▶ _EXERCISE REQUIREMENTS_:
For each line below that contains the string "测出二人的质量", copy that line.

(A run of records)
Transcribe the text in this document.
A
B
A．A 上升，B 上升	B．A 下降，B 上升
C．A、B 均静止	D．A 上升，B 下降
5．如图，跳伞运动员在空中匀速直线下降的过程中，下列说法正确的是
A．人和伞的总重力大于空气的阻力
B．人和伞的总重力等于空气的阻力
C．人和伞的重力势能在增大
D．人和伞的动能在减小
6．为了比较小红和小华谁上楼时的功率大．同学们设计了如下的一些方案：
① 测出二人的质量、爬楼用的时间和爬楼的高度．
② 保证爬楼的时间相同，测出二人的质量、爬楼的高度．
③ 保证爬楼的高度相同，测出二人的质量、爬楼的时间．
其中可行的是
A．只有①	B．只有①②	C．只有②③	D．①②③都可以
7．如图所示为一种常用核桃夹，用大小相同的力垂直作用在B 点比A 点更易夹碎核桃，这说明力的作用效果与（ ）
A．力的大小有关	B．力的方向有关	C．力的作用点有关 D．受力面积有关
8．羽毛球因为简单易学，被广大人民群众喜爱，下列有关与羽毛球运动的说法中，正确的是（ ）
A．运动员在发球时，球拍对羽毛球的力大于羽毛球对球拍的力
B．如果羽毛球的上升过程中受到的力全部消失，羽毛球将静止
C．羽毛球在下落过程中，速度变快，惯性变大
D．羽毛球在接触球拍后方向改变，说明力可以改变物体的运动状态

▶ _SOLUTION BELOW_:
① 测出二人的质量、爬楼用的时间和爬楼的高度．
② 保证爬楼的时间相同，测出二人的质量、爬楼的高度．
③ 保证爬楼的高度相同，测出二人的质量、爬楼的时间．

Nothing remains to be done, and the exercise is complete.